**Extracted material:**
◆ ◆ ◆ ◆ ◆ ◆ ◆

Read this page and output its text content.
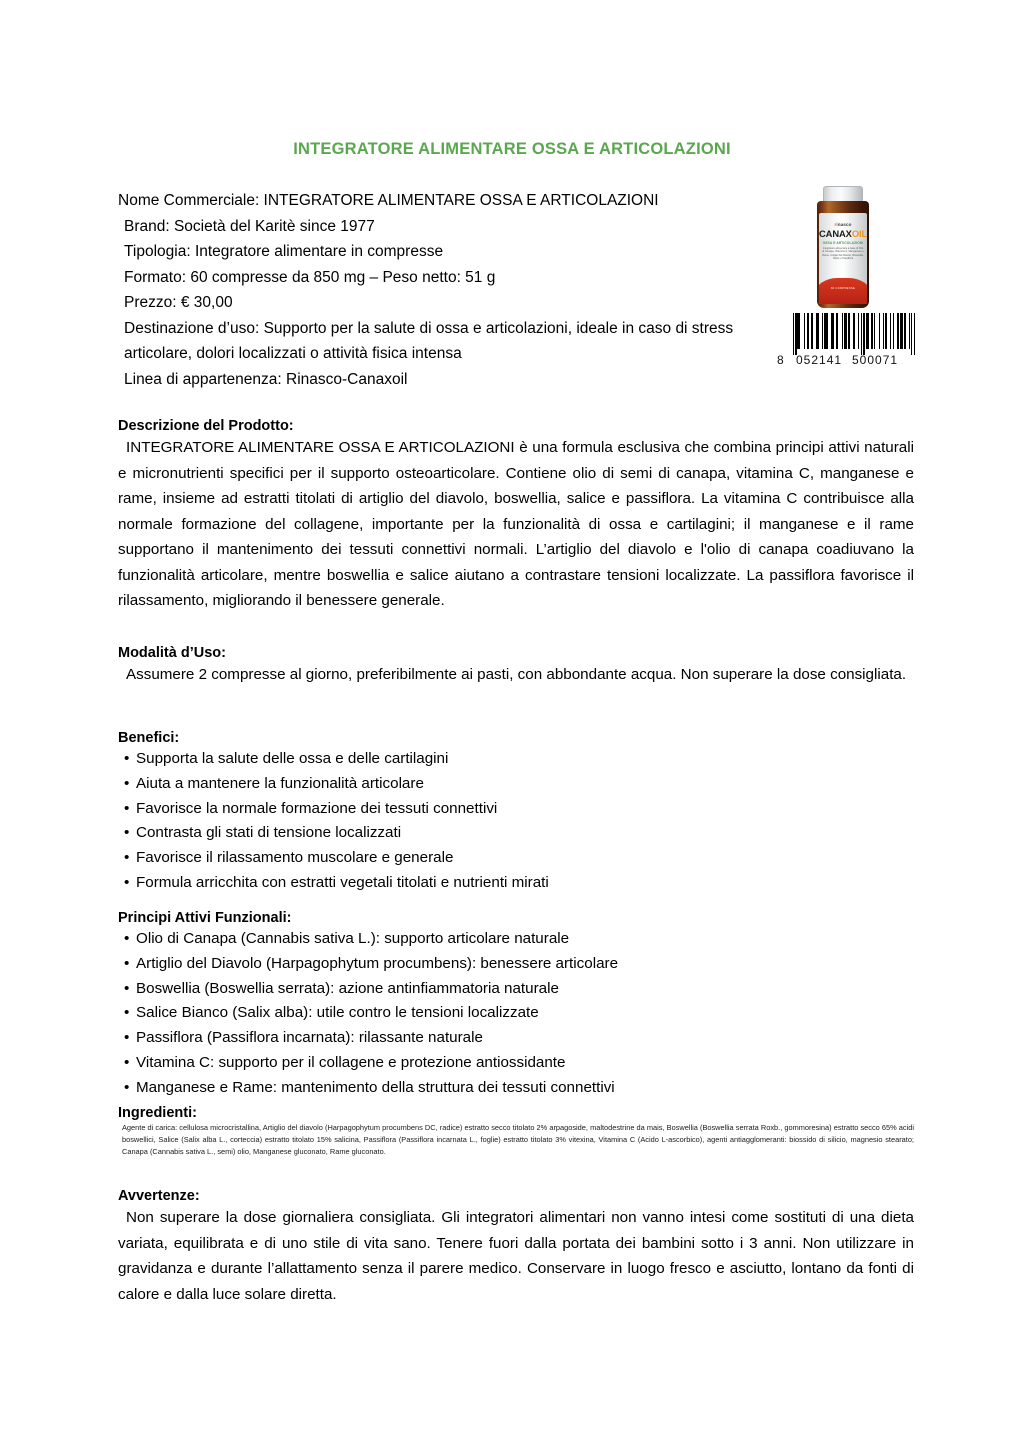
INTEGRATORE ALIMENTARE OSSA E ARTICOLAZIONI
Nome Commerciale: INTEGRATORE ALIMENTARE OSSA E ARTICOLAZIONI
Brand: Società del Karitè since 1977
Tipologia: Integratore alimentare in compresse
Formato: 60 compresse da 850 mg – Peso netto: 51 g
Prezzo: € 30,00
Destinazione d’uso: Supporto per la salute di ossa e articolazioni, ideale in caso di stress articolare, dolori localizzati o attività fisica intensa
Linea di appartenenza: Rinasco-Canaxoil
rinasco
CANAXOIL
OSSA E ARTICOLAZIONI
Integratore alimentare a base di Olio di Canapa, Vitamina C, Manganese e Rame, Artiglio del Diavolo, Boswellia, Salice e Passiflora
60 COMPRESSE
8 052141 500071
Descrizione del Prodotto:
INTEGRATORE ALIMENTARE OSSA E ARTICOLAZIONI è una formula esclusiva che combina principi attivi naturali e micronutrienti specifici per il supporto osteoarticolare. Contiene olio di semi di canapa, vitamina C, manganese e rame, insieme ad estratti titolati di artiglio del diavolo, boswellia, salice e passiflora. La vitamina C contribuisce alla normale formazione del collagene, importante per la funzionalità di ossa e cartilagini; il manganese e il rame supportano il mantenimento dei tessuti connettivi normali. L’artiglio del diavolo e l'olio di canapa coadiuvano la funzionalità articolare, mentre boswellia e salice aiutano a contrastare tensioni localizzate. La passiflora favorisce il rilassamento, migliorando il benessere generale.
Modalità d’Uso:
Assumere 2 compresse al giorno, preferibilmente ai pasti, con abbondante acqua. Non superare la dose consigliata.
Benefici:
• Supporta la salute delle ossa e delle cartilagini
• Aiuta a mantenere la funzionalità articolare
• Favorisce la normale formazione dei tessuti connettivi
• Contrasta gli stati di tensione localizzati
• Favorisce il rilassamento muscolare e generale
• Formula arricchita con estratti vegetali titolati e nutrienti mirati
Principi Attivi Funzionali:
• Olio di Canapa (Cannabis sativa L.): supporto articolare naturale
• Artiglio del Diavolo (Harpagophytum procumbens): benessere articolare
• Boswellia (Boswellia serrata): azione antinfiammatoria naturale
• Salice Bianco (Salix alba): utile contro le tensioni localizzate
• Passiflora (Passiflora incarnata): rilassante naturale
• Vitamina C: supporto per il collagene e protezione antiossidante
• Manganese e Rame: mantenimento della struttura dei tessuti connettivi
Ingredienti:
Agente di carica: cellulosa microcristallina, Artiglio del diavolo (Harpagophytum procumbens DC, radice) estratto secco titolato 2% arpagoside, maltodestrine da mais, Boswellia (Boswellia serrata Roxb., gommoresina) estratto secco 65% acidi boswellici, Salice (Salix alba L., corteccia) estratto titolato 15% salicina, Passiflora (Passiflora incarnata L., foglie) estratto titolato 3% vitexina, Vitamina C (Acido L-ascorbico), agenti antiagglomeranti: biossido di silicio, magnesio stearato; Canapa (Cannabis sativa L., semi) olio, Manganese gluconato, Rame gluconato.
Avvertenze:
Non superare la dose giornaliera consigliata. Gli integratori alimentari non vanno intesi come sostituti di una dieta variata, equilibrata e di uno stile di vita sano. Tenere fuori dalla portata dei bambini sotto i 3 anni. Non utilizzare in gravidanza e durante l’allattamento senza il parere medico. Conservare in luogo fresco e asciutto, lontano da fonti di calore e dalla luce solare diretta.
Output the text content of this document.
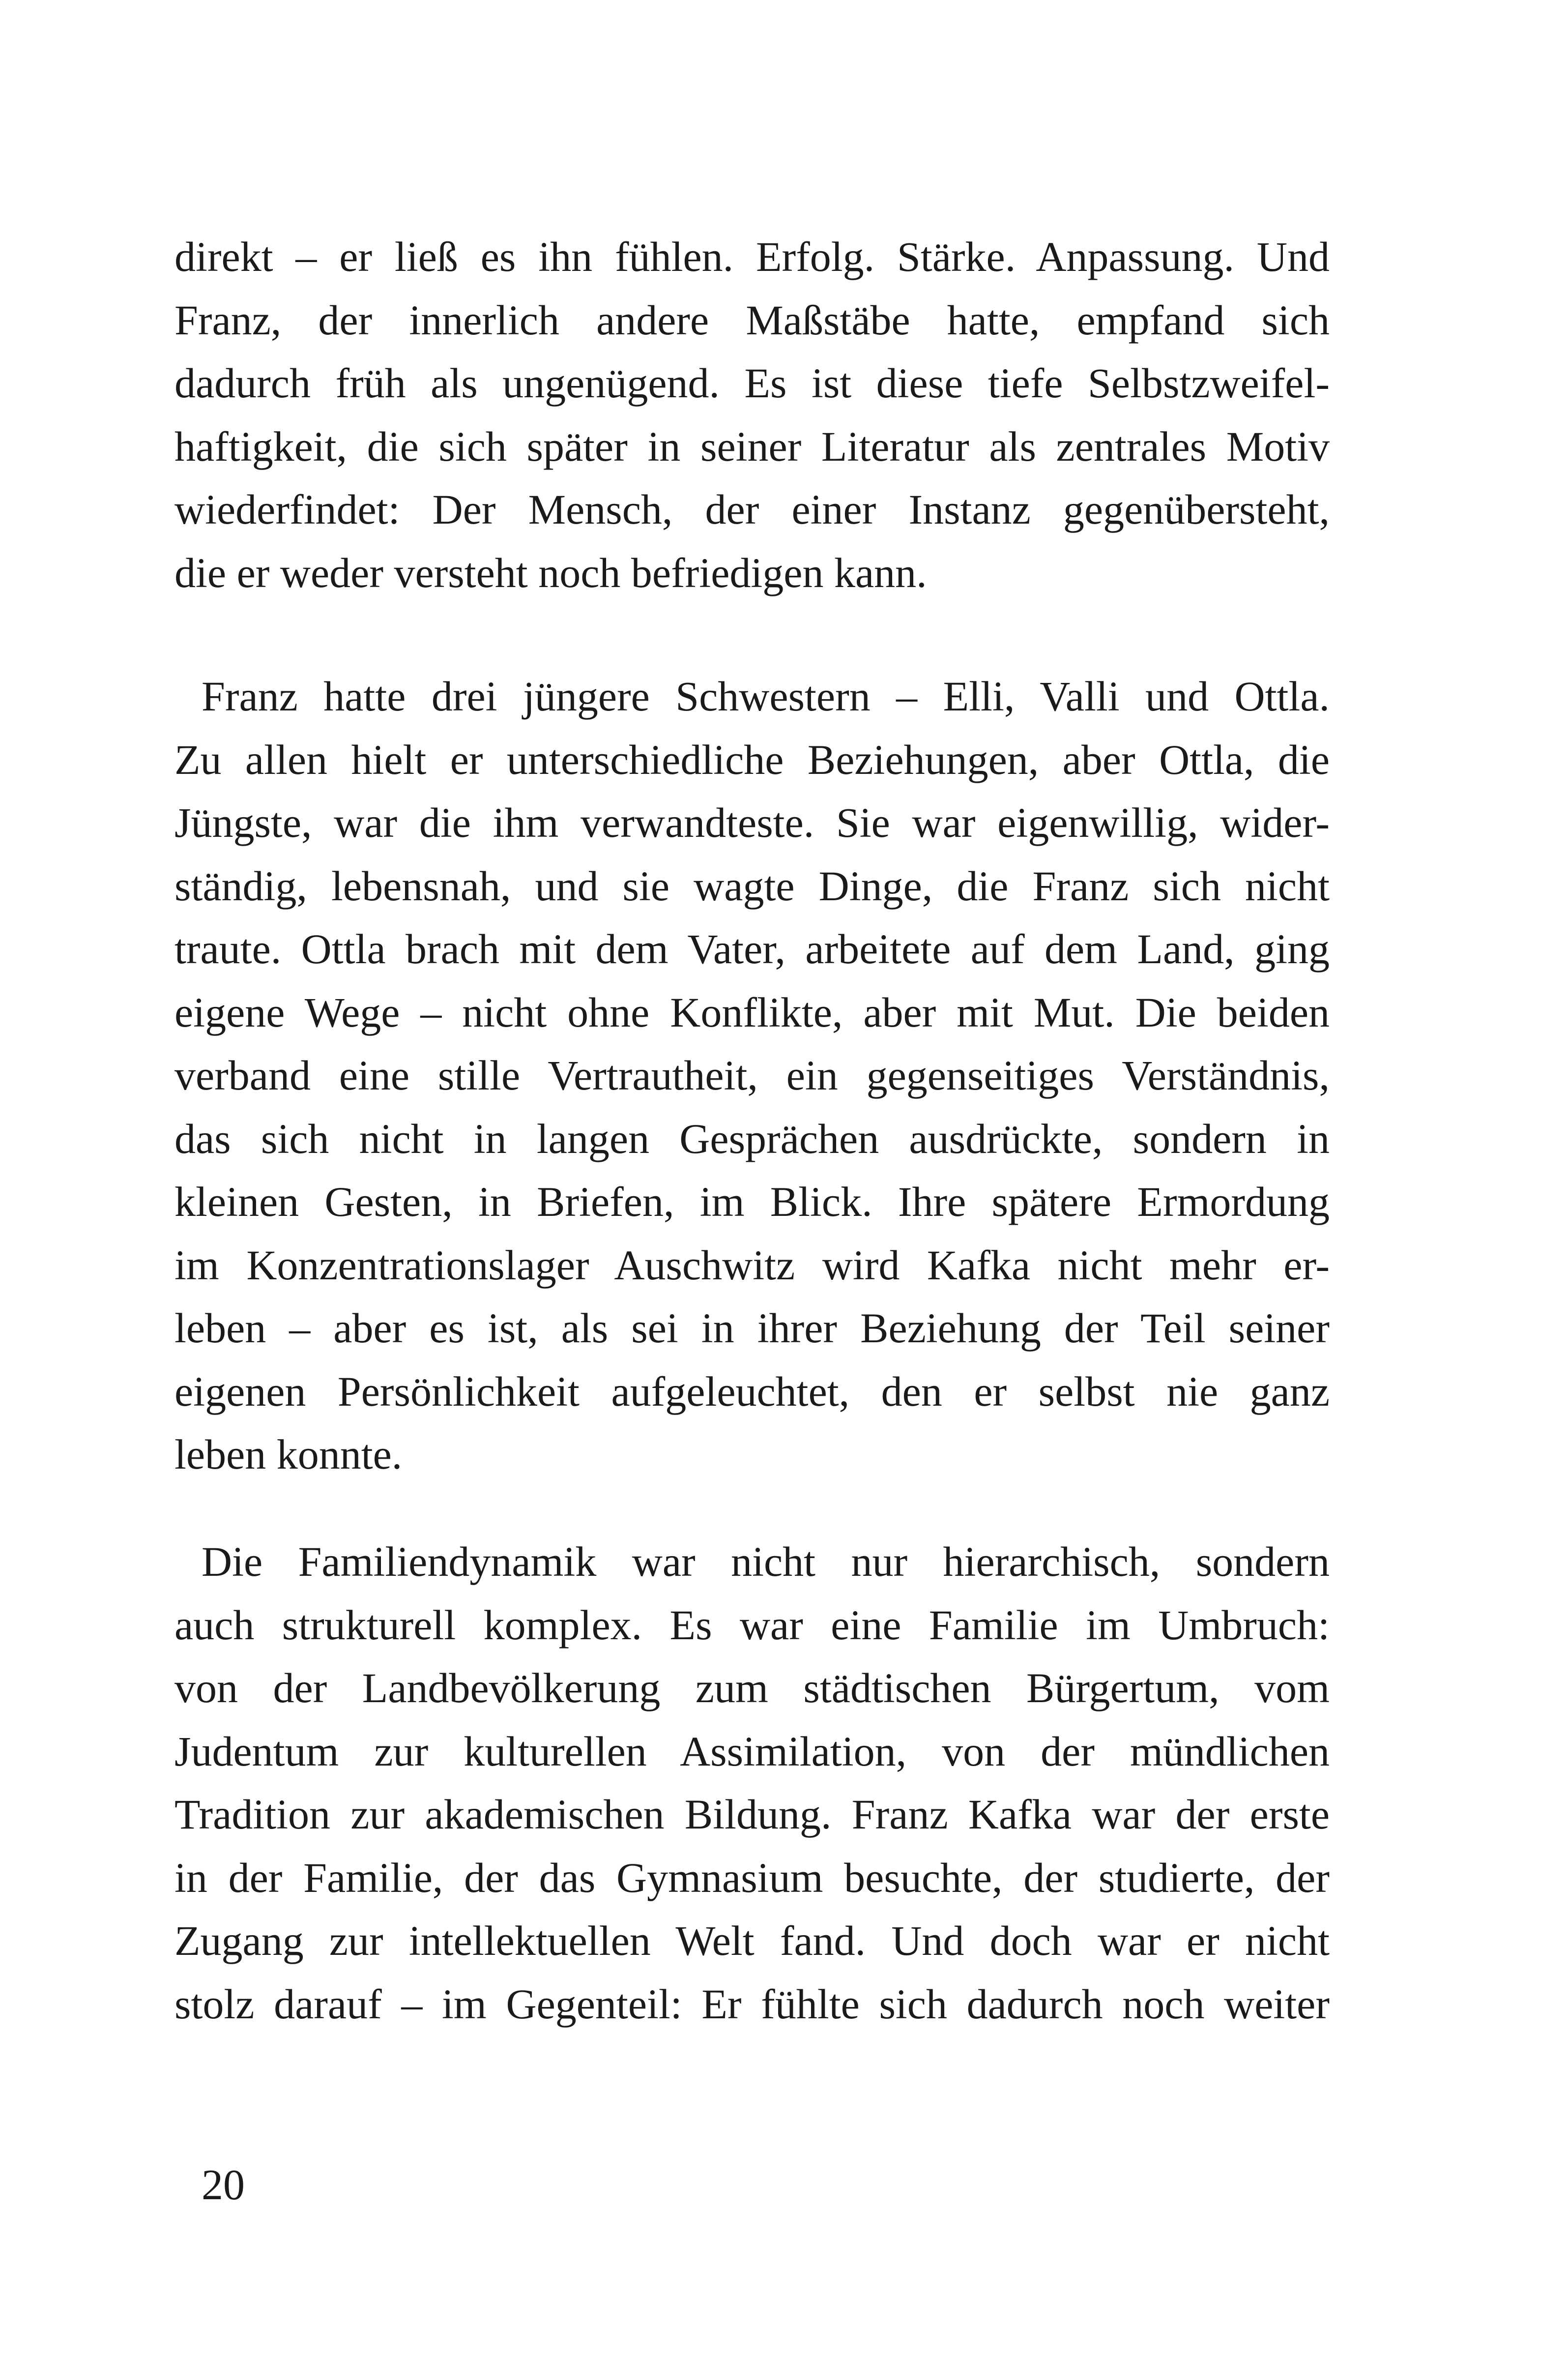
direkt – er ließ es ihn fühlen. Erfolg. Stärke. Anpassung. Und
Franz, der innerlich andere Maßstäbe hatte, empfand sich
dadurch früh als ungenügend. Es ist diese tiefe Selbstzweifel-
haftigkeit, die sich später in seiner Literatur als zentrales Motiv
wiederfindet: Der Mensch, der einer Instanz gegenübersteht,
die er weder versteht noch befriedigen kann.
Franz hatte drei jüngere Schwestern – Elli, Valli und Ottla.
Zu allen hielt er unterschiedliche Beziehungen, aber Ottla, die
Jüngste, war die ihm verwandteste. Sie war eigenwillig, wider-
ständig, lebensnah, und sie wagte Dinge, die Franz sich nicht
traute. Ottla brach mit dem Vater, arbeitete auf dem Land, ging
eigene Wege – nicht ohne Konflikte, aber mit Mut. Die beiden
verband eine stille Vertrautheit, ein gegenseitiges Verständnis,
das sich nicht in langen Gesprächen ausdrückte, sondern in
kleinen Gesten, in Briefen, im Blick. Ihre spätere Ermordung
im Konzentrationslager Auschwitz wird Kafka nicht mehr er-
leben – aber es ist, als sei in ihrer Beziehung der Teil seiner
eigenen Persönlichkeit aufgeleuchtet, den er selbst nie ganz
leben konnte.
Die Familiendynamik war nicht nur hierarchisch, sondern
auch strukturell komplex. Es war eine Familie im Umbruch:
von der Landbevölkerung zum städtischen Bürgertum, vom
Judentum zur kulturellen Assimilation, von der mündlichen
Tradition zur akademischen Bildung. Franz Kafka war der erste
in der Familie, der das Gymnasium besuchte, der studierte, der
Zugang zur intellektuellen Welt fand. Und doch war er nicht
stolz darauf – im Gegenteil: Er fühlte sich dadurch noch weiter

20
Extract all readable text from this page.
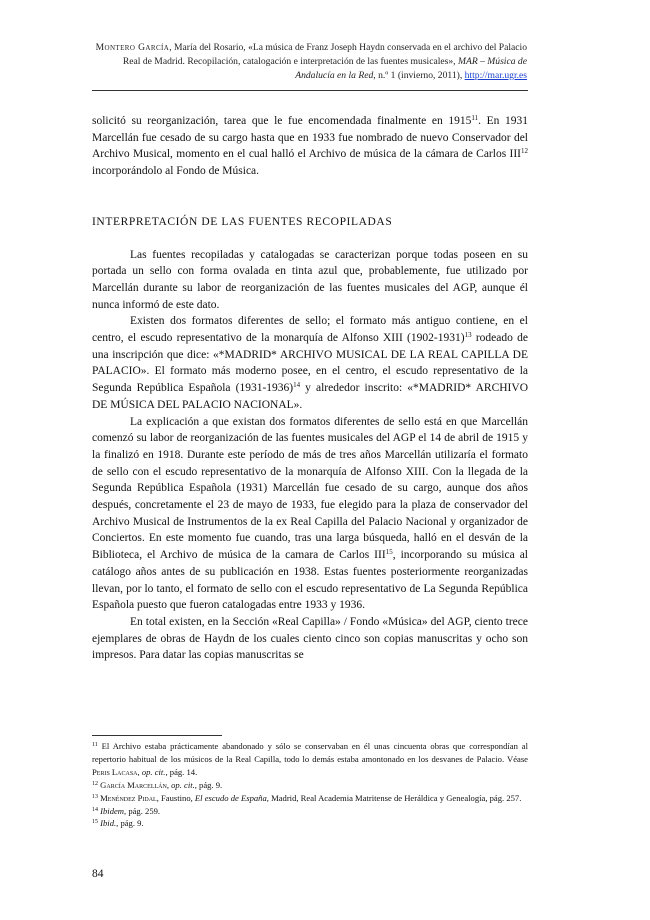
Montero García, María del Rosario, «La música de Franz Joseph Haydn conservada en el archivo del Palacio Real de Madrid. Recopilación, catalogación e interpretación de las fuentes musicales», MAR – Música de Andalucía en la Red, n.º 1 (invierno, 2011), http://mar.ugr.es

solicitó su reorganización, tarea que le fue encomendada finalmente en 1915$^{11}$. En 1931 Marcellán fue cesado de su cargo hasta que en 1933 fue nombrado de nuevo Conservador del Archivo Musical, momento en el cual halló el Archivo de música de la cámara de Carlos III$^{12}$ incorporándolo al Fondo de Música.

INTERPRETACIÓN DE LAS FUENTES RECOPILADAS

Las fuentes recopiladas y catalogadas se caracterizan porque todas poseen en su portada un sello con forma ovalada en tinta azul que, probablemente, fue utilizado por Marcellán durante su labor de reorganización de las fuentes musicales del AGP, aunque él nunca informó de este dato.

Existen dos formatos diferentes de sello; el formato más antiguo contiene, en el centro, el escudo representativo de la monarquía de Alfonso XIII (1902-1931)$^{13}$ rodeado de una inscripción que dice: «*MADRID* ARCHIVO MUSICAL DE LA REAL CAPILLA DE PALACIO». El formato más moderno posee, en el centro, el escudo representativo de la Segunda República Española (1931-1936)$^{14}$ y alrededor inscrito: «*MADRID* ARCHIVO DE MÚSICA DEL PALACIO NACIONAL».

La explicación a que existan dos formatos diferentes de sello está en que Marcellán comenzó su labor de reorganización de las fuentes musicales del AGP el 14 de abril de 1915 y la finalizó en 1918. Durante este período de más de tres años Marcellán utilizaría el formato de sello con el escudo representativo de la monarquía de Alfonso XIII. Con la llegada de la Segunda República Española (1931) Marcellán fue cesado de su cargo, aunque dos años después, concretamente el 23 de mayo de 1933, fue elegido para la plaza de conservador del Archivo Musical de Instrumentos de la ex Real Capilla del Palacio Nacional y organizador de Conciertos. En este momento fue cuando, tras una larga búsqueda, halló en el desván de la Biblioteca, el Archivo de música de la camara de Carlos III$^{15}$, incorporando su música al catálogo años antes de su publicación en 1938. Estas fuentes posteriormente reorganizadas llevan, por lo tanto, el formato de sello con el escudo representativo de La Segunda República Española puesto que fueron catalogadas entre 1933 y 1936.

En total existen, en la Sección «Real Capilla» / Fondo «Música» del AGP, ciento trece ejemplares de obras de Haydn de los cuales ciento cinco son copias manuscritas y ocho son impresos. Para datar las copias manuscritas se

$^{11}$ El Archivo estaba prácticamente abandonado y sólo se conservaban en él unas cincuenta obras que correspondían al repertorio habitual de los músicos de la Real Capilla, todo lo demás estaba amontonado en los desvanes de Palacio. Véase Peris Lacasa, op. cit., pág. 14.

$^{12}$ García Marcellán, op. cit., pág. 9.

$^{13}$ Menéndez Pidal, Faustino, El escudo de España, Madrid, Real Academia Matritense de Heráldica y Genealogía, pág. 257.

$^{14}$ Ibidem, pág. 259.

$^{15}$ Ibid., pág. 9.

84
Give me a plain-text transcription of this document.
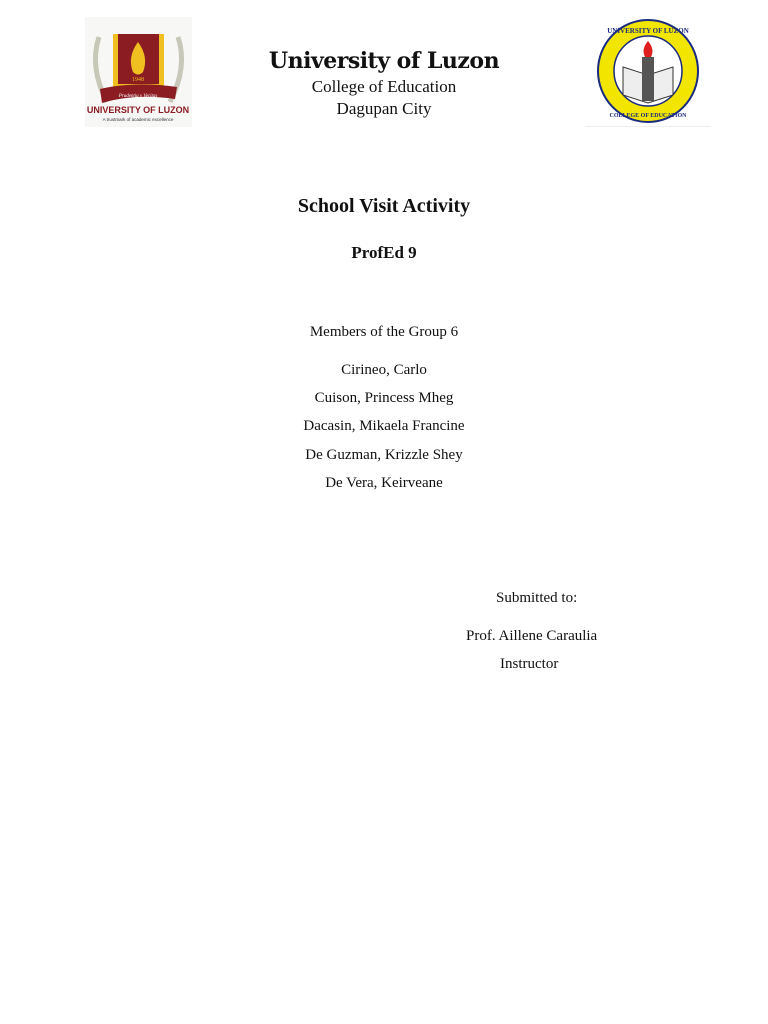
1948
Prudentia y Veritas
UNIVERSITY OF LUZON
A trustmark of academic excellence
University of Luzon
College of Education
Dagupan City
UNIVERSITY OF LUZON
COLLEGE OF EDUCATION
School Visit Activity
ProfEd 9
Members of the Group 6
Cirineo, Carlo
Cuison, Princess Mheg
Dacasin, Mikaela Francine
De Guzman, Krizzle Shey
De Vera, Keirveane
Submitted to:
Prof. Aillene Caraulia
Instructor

◆ ◆ ◆ ◆ ◆ ◆ ◆

**Task to complete:** List every line from the entries above in which "musicales" appears.

**Answer to this exercise:**
Montero García, María del Rosario, «La música de Franz Joseph Haydn conservada en el archivo del Palacio Real de Madrid. Recopilación, catalogación e interpretación de las fuentes musicales», MAR – Música de Andalucía en la Red, n.º 1 (invierno, 2011), http://mar.ugr.es
Las fuentes recopiladas y catalogadas se caracterizan porque todas poseen en su portada un sello con forma ovalada en tinta azul que, probablemente, fue utilizado por Marcellán durante su labor de reorganización de las fuentes musicales del AGP, aunque él nunca informó de este dato.
La explicación a que existan dos formatos diferentes de sello está en que Marcellán comenzó su labor de reorganización de las fuentes musicales del AGP el 14 de abril de 1915 y la finalizó en 1918. Durante este período de más de tres años Marcellán utilizaría el formato de sello con el escudo representativo de la monarquía de Alfonso XIII. Con la llegada de la Segunda República Española (1931) Marcellán fue cesado de su cargo, aunque dos años después, concretamente el 23 de mayo de 1933, fue elegido para la plaza de conservador del Archivo Musical de Instrumentos de la ex Real Capilla del Palacio Nacional y organizador de Conciertos. En este momento fue cuando, tras una larga búsqueda, halló en el desván de la Biblioteca, el Archivo de música de la camara de Carlos III$^{15}$, incorporando su música al catálogo años antes de su publicación en 1938. Estas fuentes posteriormente reorganizadas llevan, por lo tanto, el formato de sello con el escudo representativo de La Segunda República Española puesto que fueron catalogadas entre 1933 y 1936.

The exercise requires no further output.